- AIM OF THE TASK:
Write out all the entries word for word and omit any pictures.

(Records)
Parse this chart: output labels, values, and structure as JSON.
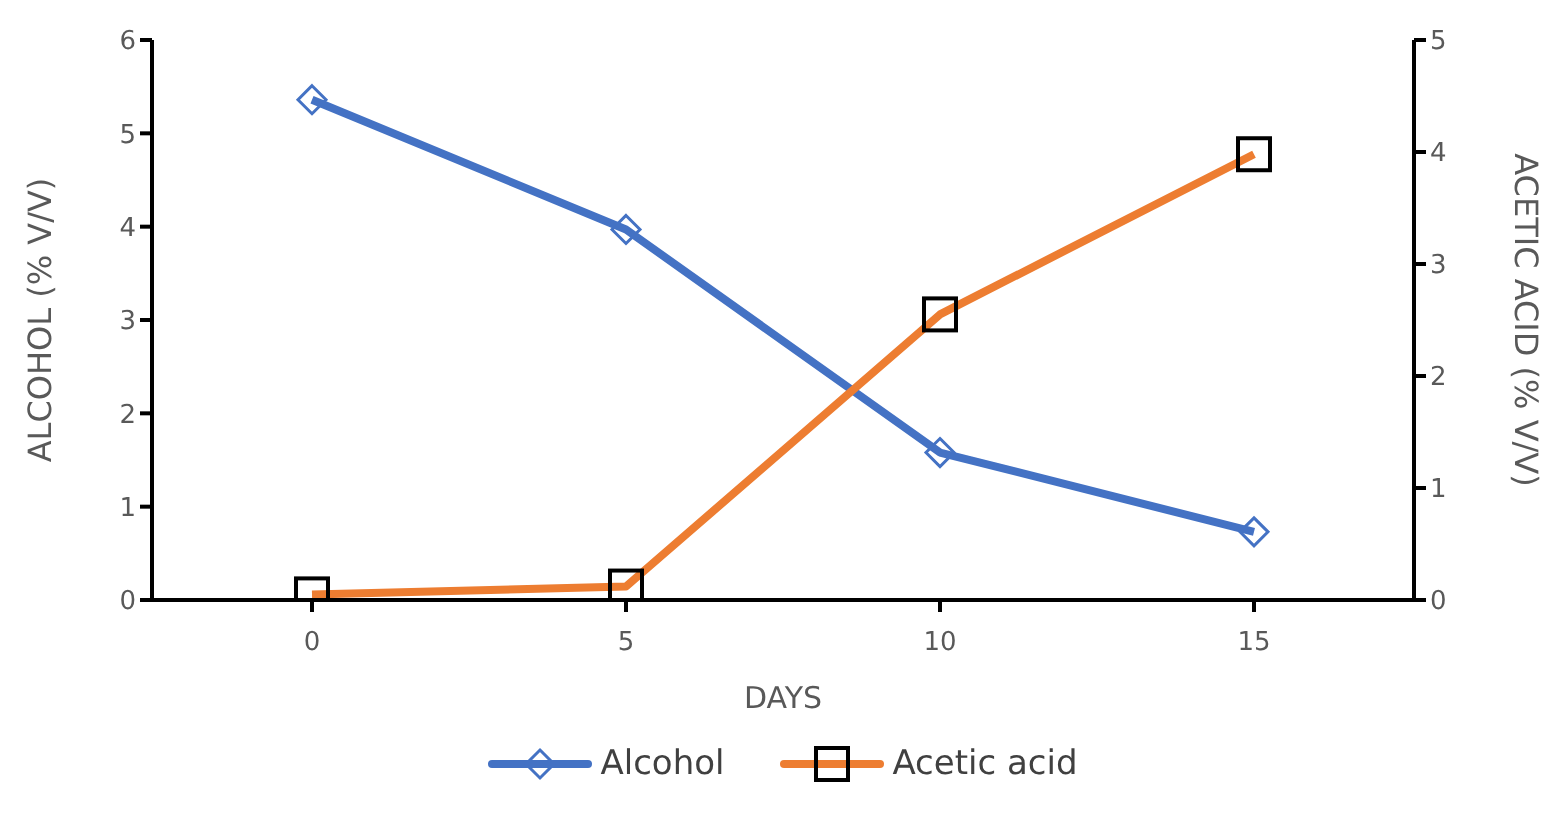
{
  "chart_data": {
    "type": "line",
    "xlabel": "DAYS",
    "ylabel": "ALCOHOL (% V/V)",
    "y2label": "ACETIC ACID (% V/V)",
    "categories": [
      "0",
      "5",
      "10",
      "15"
    ],
    "series": [
      {
        "name": "Alcohol",
        "color": "#4472c4",
        "marker": "diamond",
        "values": [
          5.36,
          3.97,
          1.58,
          0.73
        ]
      },
      {
        "name": "Acetic acid",
        "color": "#ed7d31",
        "marker": "square",
        "axis": "y2",
        "values": [
          0.05,
          0.12,
          2.55,
          3.98
        ]
      }
    ],
    "ylim": [
      0,
      6
    ],
    "yticks": [
      0,
      1,
      2,
      3,
      4,
      5,
      6
    ],
    "y2lim": [
      0,
      5
    ],
    "y2ticks": [
      0,
      1,
      2,
      3,
      4,
      5
    ],
    "grid": false,
    "legend": "bottom"
  }
}
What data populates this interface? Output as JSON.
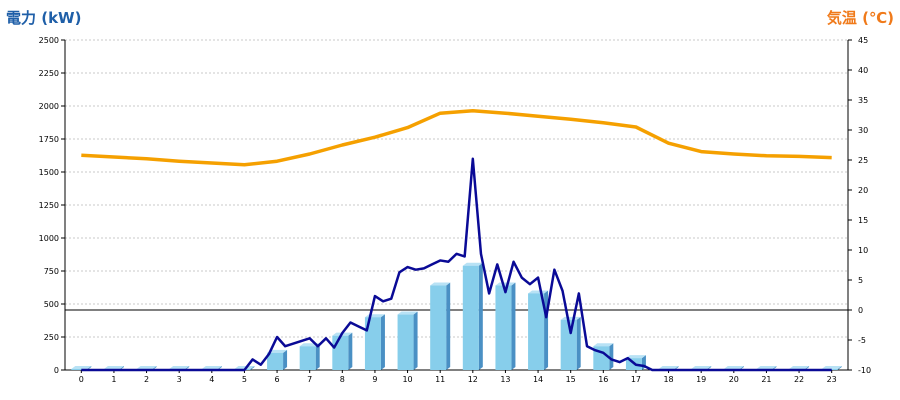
{
  "chart_data": {
    "type": "bar+line",
    "left_axis_title": "電力 (kW)",
    "right_axis_title": "気温 (℃)",
    "left_ylim": [
      0,
      2500
    ],
    "left_yticks": [
      0,
      250,
      500,
      750,
      1000,
      1250,
      1500,
      1750,
      2000,
      2250,
      2500
    ],
    "right_ylim": [
      -10,
      45
    ],
    "right_yticks": [
      -10,
      -5,
      0,
      5,
      10,
      15,
      20,
      25,
      30,
      35,
      40,
      45
    ],
    "categories": [
      "0",
      "1",
      "2",
      "3",
      "4",
      "5",
      "6",
      "7",
      "8",
      "9",
      "10",
      "11",
      "12",
      "13",
      "14",
      "15",
      "16",
      "17",
      "18",
      "19",
      "20",
      "21",
      "22",
      "23"
    ],
    "grid": "dashed horizontal",
    "reference_line": {
      "axis": "right",
      "value": 0
    },
    "bar_series": {
      "axis": "left",
      "color": "#87ceeb",
      "values": [
        0,
        0,
        0,
        0,
        0,
        0,
        130,
        180,
        260,
        400,
        420,
        640,
        790,
        640,
        580,
        380,
        180,
        90,
        0,
        0,
        0,
        0,
        0,
        0
      ]
    },
    "power_series": {
      "axis": "left",
      "color": "#0a0a96",
      "x": [
        0,
        0.5,
        1,
        1.5,
        2,
        2.5,
        3,
        3.5,
        4,
        4.5,
        5,
        5.25,
        5.5,
        5.75,
        6,
        6.25,
        6.5,
        6.75,
        7,
        7.25,
        7.5,
        7.75,
        8,
        8.25,
        8.5,
        8.75,
        9,
        9.25,
        9.5,
        9.75,
        10,
        10.25,
        10.5,
        10.75,
        11,
        11.25,
        11.5,
        11.75,
        12,
        12.25,
        12.5,
        12.75,
        13,
        13.25,
        13.5,
        13.75,
        14,
        14.25,
        14.5,
        14.75,
        15,
        15.25,
        15.5,
        15.75,
        16,
        16.25,
        16.5,
        16.75,
        17,
        17.25,
        17.5,
        18,
        19,
        20,
        21,
        22,
        23
      ],
      "values": [
        0,
        0,
        0,
        0,
        0,
        0,
        0,
        0,
        0,
        0,
        0,
        80,
        40,
        120,
        250,
        180,
        200,
        220,
        240,
        180,
        240,
        170,
        280,
        360,
        330,
        300,
        560,
        520,
        540,
        740,
        780,
        760,
        770,
        800,
        830,
        820,
        880,
        860,
        1600,
        880,
        580,
        800,
        590,
        820,
        700,
        650,
        700,
        400,
        760,
        600,
        280,
        580,
        180,
        150,
        130,
        80,
        60,
        90,
        40,
        30,
        0,
        0,
        0,
        0,
        0,
        0,
        0
      ]
    },
    "temperature_series": {
      "axis": "right",
      "color": "#f5a000",
      "x": [
        0,
        1,
        2,
        3,
        4,
        5,
        6,
        7,
        8,
        9,
        10,
        11,
        12,
        13,
        14,
        15,
        16,
        17,
        18,
        19,
        20,
        21,
        22,
        23
      ],
      "values": [
        25.8,
        25.5,
        25.2,
        24.8,
        24.5,
        24.2,
        24.8,
        26,
        27.5,
        28.8,
        30.4,
        32.8,
        33.2,
        32.8,
        32.3,
        31.8,
        31.2,
        30.5,
        27.8,
        26.4,
        26,
        25.7,
        25.6,
        25.4
      ]
    }
  }
}
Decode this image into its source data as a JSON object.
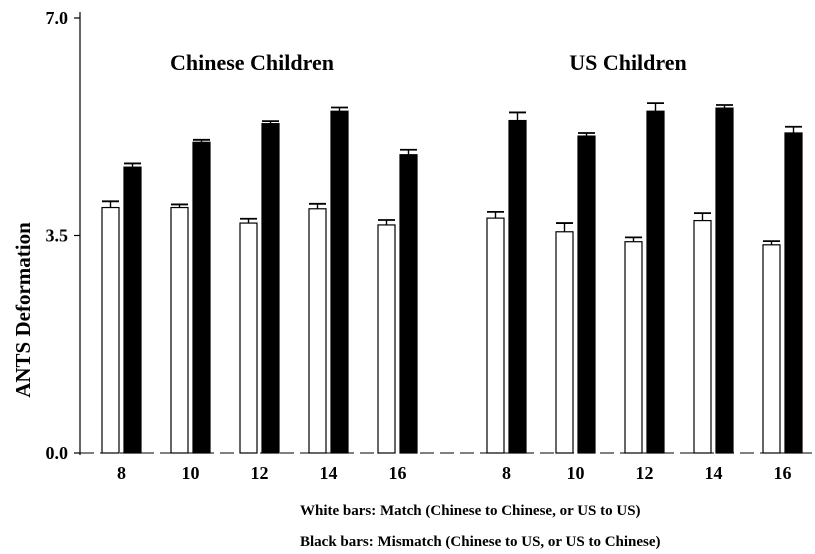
{
  "chart_data": {
    "type": "bar",
    "ylabel": "ANTS Deformation",
    "ylim": [
      0,
      7.0
    ],
    "yticks": [
      "0.0",
      "3.5",
      "7.0"
    ],
    "grid": false,
    "groups": [
      {
        "title": "Chinese Children",
        "categories": [
          "8",
          "10",
          "12",
          "14",
          "16"
        ],
        "series": [
          {
            "color": "#ffffff",
            "values": [
              3.95,
              3.95,
              3.7,
              3.93,
              3.67
            ],
            "errors": [
              0.1,
              0.05,
              0.07,
              0.08,
              0.08
            ]
          },
          {
            "color": "#000000",
            "values": [
              4.6,
              5.0,
              5.3,
              5.5,
              4.8
            ],
            "errors": [
              0.06,
              0.04,
              0.04,
              0.06,
              0.08
            ]
          }
        ]
      },
      {
        "title": "US Children",
        "categories": [
          "8",
          "10",
          "12",
          "14",
          "16"
        ],
        "series": [
          {
            "color": "#ffffff",
            "values": [
              3.78,
              3.56,
              3.4,
              3.74,
              3.35
            ],
            "errors": [
              0.1,
              0.14,
              0.07,
              0.12,
              0.06
            ]
          },
          {
            "color": "#000000",
            "values": [
              5.35,
              5.1,
              5.5,
              5.55,
              5.15
            ],
            "errors": [
              0.13,
              0.05,
              0.13,
              0.05,
              0.1
            ]
          }
        ]
      }
    ],
    "annotations": [
      "White bars: Match (Chinese to Chinese, or US to US)",
      "Black bars: Mismatch (Chinese to US, or US to Chinese)"
    ]
  }
}
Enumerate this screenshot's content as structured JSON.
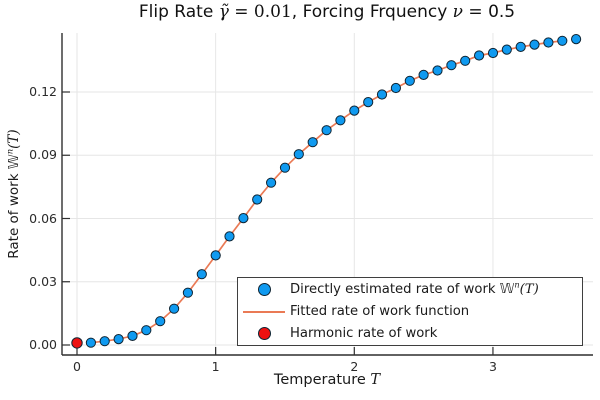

- RESULT OF THIS TASK:
Parse this chart: output labels, values, and structure as JSON.
{
  "chart_data": {
    "type": "line",
    "xlabel": "DAYS",
    "ylabel": "ALCOHOL (% V/V)",
    "y2label": "ACETIC ACID (% V/V)",
    "categories": [
      "0",
      "5",
      "10",
      "15"
    ],
    "series": [
      {
        "name": "Alcohol",
        "color": "#4472c4",
        "marker": "diamond",
        "values": [
          5.36,
          3.97,
          1.58,
          0.73
        ]
      },
      {
        "name": "Acetic acid",
        "color": "#ed7d31",
        "marker": "square",
        "axis": "y2",
        "values": [
          0.05,
          0.12,
          2.55,
          3.98
        ]
      }
    ],
    "ylim": [
      0,
      6
    ],
    "yticks": [
      0,
      1,
      2,
      3,
      4,
      5,
      6
    ],
    "y2lim": [
      0,
      5
    ],
    "y2ticks": [
      0,
      1,
      2,
      3,
      4,
      5
    ],
    "grid": false,
    "legend": "bottom"
  }
}
What data populates this interface? Output as JSON.
{
  "chart_data": {
    "type": "bar+line",
    "left_axis_title": "電力 (kW)",
    "right_axis_title": "気温 (℃)",
    "left_ylim": [
      0,
      2500
    ],
    "left_yticks": [
      0,
      250,
      500,
      750,
      1000,
      1250,
      1500,
      1750,
      2000,
      2250,
      2500
    ],
    "right_ylim": [
      -10,
      45
    ],
    "right_yticks": [
      -10,
      -5,
      0,
      5,
      10,
      15,
      20,
      25,
      30,
      35,
      40,
      45
    ],
    "categories": [
      "0",
      "1",
      "2",
      "3",
      "4",
      "5",
      "6",
      "7",
      "8",
      "9",
      "10",
      "11",
      "12",
      "13",
      "14",
      "15",
      "16",
      "17",
      "18",
      "19",
      "20",
      "21",
      "22",
      "23"
    ],
    "grid": "dashed horizontal",
    "reference_line": {
      "axis": "right",
      "value": 0
    },
    "bar_series": {
      "axis": "left",
      "color": "#87ceeb",
      "values": [
        0,
        0,
        0,
        0,
        0,
        0,
        130,
        180,
        260,
        400,
        420,
        640,
        790,
        640,
        580,
        380,
        180,
        90,
        0,
        0,
        0,
        0,
        0,
        0
      ]
    },
    "power_series": {
      "axis": "left",
      "color": "#0a0a96",
      "x": [
        0,
        0.5,
        1,
        1.5,
        2,
        2.5,
        3,
        3.5,
        4,
        4.5,
        5,
        5.25,
        5.5,
        5.75,
        6,
        6.25,
        6.5,
        6.75,
        7,
        7.25,
        7.5,
        7.75,
        8,
        8.25,
        8.5,
        8.75,
        9,
        9.25,
        9.5,
        9.75,
        10,
        10.25,
        10.5,
        10.75,
        11,
        11.25,
        11.5,
        11.75,
        12,
        12.25,
        12.5,
        12.75,
        13,
        13.25,
        13.5,
        13.75,
        14,
        14.25,
        14.5,
        14.75,
        15,
        15.25,
        15.5,
        15.75,
        16,
        16.25,
        16.5,
        16.75,
        17,
        17.25,
        17.5,
        18,
        19,
        20,
        21,
        22,
        23
      ],
      "values": [
        0,
        0,
        0,
        0,
        0,
        0,
        0,
        0,
        0,
        0,
        0,
        80,
        40,
        120,
        250,
        180,
        200,
        220,
        240,
        180,
        240,
        170,
        280,
        360,
        330,
        300,
        560,
        520,
        540,
        740,
        780,
        760,
        770,
        800,
        830,
        820,
        880,
        860,
        1600,
        880,
        580,
        800,
        590,
        820,
        700,
        650,
        700,
        400,
        760,
        600,
        280,
        580,
        180,
        150,
        130,
        80,
        60,
        90,
        40,
        30,
        0,
        0,
        0,
        0,
        0,
        0,
        0
      ]
    },
    "temperature_series": {
      "axis": "right",
      "color": "#f5a000",
      "x": [
        0,
        1,
        2,
        3,
        4,
        5,
        6,
        7,
        8,
        9,
        10,
        11,
        12,
        13,
        14,
        15,
        16,
        17,
        18,
        19,
        20,
        21,
        22,
        23
      ],
      "values": [
        25.8,
        25.5,
        25.2,
        24.8,
        24.5,
        24.2,
        24.8,
        26,
        27.5,
        28.8,
        30.4,
        32.8,
        33.2,
        32.8,
        32.3,
        31.8,
        31.2,
        30.5,
        27.8,
        26.4,
        26,
        25.7,
        25.6,
        25.4
      ]
    }
  }
}
Decode this image into its source data as a JSON object.
{
  "chart_data": {
    "type": "bar",
    "ylabel": "ANTS Deformation",
    "ylim": [
      0,
      7.0
    ],
    "yticks": [
      "0.0",
      "3.5",
      "7.0"
    ],
    "grid": false,
    "groups": [
      {
        "title": "Chinese Children",
        "categories": [
          "8",
          "10",
          "12",
          "14",
          "16"
        ],
        "series": [
          {
            "color": "#ffffff",
            "values": [
              3.95,
              3.95,
              3.7,
              3.93,
              3.67
            ],
            "errors": [
              0.1,
              0.05,
              0.07,
              0.08,
              0.08
            ]
          },
          {
            "color": "#000000",
            "values": [
              4.6,
              5.0,
              5.3,
              5.5,
              4.8
            ],
            "errors": [
              0.06,
              0.04,
              0.04,
              0.06,
              0.08
            ]
          }
        ]
      },
      {
        "title": "US Children",
        "categories": [
          "8",
          "10",
          "12",
          "14",
          "16"
        ],
        "series": [
          {
            "color": "#ffffff",
            "values": [
              3.78,
              3.56,
              3.4,
              3.74,
              3.35
            ],
            "errors": [
              0.1,
              0.14,
              0.07,
              0.12,
              0.06
            ]
          },
          {
            "color": "#000000",
            "values": [
              5.35,
              5.1,
              5.5,
              5.55,
              5.15
            ],
            "errors": [
              0.13,
              0.05,
              0.13,
              0.05,
              0.1
            ]
          }
        ]
      }
    ],
    "annotations": [
      "White bars: Match (Chinese to Chinese, or US to US)",
      "Black bars: Mismatch (Chinese to US, or US to Chinese)"
    ]
  }
}
Enumerate this screenshot's content as structured JSON.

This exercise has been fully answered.